Gather up the lines that contain "from".

Dataset entries
▶

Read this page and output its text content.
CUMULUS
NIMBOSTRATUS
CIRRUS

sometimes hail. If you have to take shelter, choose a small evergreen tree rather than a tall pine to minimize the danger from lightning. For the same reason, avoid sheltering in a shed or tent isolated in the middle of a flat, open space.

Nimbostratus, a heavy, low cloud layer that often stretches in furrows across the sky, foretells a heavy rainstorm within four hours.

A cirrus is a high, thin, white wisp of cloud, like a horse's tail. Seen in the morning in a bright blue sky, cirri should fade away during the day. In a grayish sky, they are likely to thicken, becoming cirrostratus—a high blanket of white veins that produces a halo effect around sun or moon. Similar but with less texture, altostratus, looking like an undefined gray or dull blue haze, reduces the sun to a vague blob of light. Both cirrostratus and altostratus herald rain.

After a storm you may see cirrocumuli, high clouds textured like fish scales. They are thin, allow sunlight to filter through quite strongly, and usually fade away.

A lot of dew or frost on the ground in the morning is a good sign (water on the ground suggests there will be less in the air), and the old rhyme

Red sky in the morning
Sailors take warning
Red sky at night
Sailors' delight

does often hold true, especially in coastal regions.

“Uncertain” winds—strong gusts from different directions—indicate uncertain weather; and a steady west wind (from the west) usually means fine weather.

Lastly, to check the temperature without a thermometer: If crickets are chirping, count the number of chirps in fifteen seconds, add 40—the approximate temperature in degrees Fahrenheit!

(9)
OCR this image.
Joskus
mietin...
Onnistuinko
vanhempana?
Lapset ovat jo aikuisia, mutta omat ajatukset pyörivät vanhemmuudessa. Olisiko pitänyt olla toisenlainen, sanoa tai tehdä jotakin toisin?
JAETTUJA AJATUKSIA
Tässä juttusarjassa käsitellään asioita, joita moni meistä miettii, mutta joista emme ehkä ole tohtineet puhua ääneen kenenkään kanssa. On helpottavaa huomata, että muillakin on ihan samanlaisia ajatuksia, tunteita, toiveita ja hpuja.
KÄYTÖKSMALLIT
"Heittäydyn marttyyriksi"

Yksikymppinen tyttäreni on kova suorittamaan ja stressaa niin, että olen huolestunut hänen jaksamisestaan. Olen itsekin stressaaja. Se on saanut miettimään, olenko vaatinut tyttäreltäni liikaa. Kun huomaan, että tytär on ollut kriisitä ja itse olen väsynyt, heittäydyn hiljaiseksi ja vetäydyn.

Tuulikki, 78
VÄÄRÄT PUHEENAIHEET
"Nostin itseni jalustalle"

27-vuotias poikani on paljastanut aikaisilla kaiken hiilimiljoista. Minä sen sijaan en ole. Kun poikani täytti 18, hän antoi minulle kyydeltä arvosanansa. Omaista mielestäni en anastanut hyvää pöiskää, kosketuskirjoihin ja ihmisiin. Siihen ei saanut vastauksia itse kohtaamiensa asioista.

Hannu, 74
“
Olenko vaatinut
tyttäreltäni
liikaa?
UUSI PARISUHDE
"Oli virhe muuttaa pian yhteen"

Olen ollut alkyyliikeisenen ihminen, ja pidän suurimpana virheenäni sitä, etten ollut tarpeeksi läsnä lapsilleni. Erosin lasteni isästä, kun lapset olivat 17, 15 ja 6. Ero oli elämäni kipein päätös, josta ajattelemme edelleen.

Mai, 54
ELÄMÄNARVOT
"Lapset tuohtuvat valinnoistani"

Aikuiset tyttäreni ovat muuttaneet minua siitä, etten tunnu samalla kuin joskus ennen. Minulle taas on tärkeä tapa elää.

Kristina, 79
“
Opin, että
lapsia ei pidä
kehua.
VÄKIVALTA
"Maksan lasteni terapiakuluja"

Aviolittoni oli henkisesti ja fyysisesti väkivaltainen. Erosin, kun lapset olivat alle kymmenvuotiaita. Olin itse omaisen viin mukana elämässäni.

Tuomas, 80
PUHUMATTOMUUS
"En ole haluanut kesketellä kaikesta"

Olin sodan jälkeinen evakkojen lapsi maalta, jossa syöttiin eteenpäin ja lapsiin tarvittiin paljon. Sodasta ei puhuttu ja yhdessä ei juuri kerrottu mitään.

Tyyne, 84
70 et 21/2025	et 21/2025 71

◀

→ CORRECT ANSWER
sometimes hail. If you have to take shelter, choose a small evergreen tree rather than a tall pine to minimize the danger from lightning. For the same reason, avoid sheltering in a shed or tent isolated in the middle of a flat, open space.
“Uncertain” winds—strong gusts from different directions—indicate uncertain weather; and a steady west wind (from the west) usually means fine weather.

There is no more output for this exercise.